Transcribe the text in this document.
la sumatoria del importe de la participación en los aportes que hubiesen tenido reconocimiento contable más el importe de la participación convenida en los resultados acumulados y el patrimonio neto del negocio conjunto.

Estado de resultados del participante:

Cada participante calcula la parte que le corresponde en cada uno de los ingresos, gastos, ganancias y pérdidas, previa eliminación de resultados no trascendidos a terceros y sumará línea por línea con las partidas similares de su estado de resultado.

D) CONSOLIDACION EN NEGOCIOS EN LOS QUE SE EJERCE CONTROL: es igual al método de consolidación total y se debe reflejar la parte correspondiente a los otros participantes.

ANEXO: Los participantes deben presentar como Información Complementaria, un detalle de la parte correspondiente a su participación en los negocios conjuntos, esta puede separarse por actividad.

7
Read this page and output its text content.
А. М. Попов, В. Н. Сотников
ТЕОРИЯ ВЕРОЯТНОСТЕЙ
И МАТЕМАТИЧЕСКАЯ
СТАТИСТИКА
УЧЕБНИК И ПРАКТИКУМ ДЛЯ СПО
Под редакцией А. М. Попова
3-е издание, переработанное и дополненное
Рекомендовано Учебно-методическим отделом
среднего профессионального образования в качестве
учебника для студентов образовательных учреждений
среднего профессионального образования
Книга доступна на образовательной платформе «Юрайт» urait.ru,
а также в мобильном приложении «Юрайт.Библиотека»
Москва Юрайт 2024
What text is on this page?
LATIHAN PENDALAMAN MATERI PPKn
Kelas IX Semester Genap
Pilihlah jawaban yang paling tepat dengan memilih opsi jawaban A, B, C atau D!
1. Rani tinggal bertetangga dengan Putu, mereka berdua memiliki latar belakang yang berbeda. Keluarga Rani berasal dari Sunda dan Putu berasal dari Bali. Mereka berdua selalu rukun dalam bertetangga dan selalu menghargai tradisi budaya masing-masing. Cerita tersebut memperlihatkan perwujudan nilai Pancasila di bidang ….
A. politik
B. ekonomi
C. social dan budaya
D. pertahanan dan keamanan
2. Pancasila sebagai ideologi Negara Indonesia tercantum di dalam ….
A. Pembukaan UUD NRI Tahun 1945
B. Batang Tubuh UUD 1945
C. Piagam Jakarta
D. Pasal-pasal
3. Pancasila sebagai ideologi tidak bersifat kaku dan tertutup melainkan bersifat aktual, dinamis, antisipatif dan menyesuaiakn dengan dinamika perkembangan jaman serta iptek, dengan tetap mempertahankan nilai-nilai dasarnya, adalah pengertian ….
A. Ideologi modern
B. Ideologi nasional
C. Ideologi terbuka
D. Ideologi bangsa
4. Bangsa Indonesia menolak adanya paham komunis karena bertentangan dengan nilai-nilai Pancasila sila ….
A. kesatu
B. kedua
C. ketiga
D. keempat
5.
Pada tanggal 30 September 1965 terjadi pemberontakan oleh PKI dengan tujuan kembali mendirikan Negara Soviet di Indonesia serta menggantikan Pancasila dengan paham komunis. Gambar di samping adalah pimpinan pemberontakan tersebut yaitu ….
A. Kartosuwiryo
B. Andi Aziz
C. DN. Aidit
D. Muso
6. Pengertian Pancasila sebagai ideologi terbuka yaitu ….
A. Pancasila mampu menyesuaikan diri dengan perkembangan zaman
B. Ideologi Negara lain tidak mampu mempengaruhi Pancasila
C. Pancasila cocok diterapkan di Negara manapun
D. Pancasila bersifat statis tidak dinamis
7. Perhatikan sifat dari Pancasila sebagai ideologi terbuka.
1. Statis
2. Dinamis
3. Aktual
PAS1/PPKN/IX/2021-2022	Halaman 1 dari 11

**EXERCISE GOAL:** Copy the lines from the entries above in which the word "профессионального" appears.

**ANSWER TO THE EXERCISE:**
среднего профессионального образования в качестве
среднего профессионального образования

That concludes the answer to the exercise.